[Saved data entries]
━━━

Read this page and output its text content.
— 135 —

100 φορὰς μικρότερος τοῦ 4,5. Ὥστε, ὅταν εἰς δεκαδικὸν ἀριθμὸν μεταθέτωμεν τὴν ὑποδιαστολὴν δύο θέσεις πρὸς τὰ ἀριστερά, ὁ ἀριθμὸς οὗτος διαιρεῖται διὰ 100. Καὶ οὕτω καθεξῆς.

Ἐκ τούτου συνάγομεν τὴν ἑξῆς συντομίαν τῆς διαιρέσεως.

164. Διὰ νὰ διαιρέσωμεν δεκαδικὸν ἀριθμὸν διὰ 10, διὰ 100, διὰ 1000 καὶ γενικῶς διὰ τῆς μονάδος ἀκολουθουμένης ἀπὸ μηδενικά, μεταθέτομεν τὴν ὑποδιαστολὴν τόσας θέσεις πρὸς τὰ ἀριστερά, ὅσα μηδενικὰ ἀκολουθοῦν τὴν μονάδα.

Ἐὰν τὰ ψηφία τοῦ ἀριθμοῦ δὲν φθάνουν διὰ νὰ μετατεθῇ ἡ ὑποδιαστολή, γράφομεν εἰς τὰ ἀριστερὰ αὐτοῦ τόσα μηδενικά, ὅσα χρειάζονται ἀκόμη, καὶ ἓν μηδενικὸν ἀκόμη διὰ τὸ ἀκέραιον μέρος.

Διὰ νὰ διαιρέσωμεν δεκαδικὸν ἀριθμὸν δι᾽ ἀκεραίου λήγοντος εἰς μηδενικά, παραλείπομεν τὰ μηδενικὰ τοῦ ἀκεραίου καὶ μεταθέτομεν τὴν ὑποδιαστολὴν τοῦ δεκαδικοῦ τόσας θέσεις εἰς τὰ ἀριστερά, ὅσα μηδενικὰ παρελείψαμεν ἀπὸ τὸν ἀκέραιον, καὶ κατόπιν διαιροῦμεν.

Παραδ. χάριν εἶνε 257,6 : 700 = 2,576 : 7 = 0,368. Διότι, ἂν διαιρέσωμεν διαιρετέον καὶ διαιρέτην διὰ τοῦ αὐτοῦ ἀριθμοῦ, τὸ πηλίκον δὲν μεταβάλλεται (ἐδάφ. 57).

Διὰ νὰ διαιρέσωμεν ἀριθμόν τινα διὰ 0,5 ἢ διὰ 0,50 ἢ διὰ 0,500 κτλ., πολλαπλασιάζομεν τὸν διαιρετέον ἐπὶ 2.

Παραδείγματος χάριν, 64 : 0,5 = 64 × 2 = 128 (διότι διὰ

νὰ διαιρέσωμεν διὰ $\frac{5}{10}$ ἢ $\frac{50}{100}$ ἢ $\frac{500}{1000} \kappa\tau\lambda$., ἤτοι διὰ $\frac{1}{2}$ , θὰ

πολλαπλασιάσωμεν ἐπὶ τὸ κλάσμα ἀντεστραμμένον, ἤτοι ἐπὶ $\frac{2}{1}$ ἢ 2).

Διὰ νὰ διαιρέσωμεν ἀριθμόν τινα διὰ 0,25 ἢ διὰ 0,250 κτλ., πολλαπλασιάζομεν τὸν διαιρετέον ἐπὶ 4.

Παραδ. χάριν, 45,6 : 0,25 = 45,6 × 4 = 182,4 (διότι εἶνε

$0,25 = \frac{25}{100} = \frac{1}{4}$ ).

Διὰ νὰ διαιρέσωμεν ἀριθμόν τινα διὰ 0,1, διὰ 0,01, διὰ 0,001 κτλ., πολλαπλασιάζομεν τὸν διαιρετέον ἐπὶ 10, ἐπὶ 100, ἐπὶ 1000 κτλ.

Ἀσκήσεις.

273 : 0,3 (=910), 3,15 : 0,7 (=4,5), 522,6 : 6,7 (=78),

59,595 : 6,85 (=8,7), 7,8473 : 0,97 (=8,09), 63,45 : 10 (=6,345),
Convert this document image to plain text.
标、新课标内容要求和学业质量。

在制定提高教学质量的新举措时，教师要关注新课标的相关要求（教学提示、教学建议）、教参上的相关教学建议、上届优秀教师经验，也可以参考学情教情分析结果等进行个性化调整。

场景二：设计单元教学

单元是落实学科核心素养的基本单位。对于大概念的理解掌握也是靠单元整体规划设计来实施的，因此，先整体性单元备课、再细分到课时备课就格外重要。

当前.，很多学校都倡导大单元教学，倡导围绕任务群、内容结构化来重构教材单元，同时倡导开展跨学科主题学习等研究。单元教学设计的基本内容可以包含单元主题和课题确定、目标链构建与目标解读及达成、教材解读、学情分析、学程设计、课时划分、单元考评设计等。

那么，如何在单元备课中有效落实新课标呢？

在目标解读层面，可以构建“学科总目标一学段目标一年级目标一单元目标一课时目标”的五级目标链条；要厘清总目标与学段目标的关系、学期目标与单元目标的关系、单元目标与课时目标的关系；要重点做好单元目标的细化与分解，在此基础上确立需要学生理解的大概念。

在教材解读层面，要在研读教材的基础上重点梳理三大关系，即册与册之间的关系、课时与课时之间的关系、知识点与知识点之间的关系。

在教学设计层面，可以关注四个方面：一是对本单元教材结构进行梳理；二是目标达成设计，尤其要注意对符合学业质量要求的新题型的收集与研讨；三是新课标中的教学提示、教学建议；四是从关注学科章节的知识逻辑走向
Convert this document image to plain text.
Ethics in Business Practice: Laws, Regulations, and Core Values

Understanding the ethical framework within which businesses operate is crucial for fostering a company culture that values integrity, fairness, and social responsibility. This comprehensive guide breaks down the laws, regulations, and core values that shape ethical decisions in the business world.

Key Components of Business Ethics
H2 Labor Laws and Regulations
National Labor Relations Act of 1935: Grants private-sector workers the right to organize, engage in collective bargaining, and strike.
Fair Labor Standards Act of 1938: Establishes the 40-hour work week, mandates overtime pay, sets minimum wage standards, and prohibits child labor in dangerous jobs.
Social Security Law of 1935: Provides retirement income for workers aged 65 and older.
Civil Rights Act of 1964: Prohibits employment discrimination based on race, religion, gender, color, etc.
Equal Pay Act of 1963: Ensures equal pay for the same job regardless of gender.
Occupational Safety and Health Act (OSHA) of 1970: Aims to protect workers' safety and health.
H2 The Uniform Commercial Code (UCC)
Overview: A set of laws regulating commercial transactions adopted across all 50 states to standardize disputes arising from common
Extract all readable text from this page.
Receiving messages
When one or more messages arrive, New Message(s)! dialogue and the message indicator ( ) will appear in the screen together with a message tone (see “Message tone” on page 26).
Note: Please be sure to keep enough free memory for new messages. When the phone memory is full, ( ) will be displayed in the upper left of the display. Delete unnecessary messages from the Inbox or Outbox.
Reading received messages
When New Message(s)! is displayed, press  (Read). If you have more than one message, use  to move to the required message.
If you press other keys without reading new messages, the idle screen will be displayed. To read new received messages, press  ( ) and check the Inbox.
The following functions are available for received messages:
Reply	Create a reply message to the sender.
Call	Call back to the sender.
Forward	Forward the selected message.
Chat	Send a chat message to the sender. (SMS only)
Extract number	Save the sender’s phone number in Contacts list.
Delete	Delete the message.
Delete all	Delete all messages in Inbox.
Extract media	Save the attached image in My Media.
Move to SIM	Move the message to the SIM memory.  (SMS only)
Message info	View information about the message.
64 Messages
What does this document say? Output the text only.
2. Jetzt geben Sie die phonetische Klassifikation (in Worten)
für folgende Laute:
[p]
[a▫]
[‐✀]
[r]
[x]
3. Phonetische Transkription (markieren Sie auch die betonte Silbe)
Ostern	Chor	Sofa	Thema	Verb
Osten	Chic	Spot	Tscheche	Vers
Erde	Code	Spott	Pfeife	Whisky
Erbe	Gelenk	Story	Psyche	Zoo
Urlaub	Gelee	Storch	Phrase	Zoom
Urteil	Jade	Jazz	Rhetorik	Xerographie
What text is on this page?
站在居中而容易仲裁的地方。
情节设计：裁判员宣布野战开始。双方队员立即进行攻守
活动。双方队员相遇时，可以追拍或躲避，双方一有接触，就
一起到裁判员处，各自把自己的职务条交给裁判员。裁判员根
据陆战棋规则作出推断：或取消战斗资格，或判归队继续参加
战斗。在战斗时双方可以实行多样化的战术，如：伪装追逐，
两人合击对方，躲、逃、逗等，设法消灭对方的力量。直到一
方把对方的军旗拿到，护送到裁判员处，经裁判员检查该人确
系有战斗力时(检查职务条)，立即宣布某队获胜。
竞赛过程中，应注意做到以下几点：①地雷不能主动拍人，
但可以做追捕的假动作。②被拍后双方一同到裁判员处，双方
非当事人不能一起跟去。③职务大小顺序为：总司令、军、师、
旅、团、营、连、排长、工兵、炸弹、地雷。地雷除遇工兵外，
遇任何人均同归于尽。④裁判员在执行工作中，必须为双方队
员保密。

━━━

• WHAT IS NEEDED:
Your answer should consist only of the lines from the one with "Extract all readable text from this page." through the end of the data above, reproduced exactly.

• RESPONSE:
Extract all readable text from this page.
Receiving messages
When one or more messages arrive, New Message(s)! dialogue and the message indicator ( ) will appear in the screen together with a message tone (see “Message tone” on page 26).
Note: Please be sure to keep enough free memory for new messages. When the phone memory is full, ( ) will be displayed in the upper left of the display. Delete unnecessary messages from the Inbox or Outbox.
Reading received messages
When New Message(s)! is displayed, press  (Read). If you have more than one message, use  to move to the required message.
If you press other keys without reading new messages, the idle screen will be displayed. To read new received messages, press  ( ) and check the Inbox.
The following functions are available for received messages:
Reply	Create a reply message to the sender.
Call	Call back to the sender.
Forward	Forward the selected message.
Chat	Send a chat message to the sender. (SMS only)
Extract number	Save the sender’s phone number in Contacts list.
Delete	Delete the message.
Delete all	Delete all messages in Inbox.
Extract media	Save the attached image in My Media.
Move to SIM	Move the message to the SIM memory.  (SMS only)
Message info	View information about the message.
64 Messages
What does this document say? Output the text only.
2. Jetzt geben Sie die phonetische Klassifikation (in Worten)
für folgende Laute:
[p]
[a▫]
[‐✀]
[r]
[x]
3. Phonetische Transkription (markieren Sie auch die betonte Silbe)
Ostern	Chor	Sofa	Thema	Verb
Osten	Chic	Spot	Tscheche	Vers
Erde	Code	Spott	Pfeife	Whisky
Erbe	Gelenk	Story	Psyche	Zoo
Urlaub	Gelee	Storch	Phrase	Zoom
Urteil	Jade	Jazz	Rhetorik	Xerographie
What text is on this page?
站在居中而容易仲裁的地方。
情节设计：裁判员宣布野战开始。双方队员立即进行攻守
活动。双方队员相遇时，可以追拍或躲避，双方一有接触，就
一起到裁判员处，各自把自己的职务条交给裁判员。裁判员根
据陆战棋规则作出推断：或取消战斗资格，或判归队继续参加
战斗。在战斗时双方可以实行多样化的战术，如：伪装追逐，
两人合击对方，躲、逃、逗等，设法消灭对方的力量。直到一
方把对方的军旗拿到，护送到裁判员处，经裁判员检查该人确
系有战斗力时(检查职务条)，立即宣布某队获胜。
竞赛过程中，应注意做到以下几点：①地雷不能主动拍人，
但可以做追捕的假动作。②被拍后双方一同到裁判员处，双方
非当事人不能一起跟去。③职务大小顺序为：总司令、军、师、
旅、团、营、连、排长、工兵、炸弹、地雷。地雷除遇工兵外，
遇任何人均同归于尽。④裁判员在执行工作中，必须为双方队
员保密。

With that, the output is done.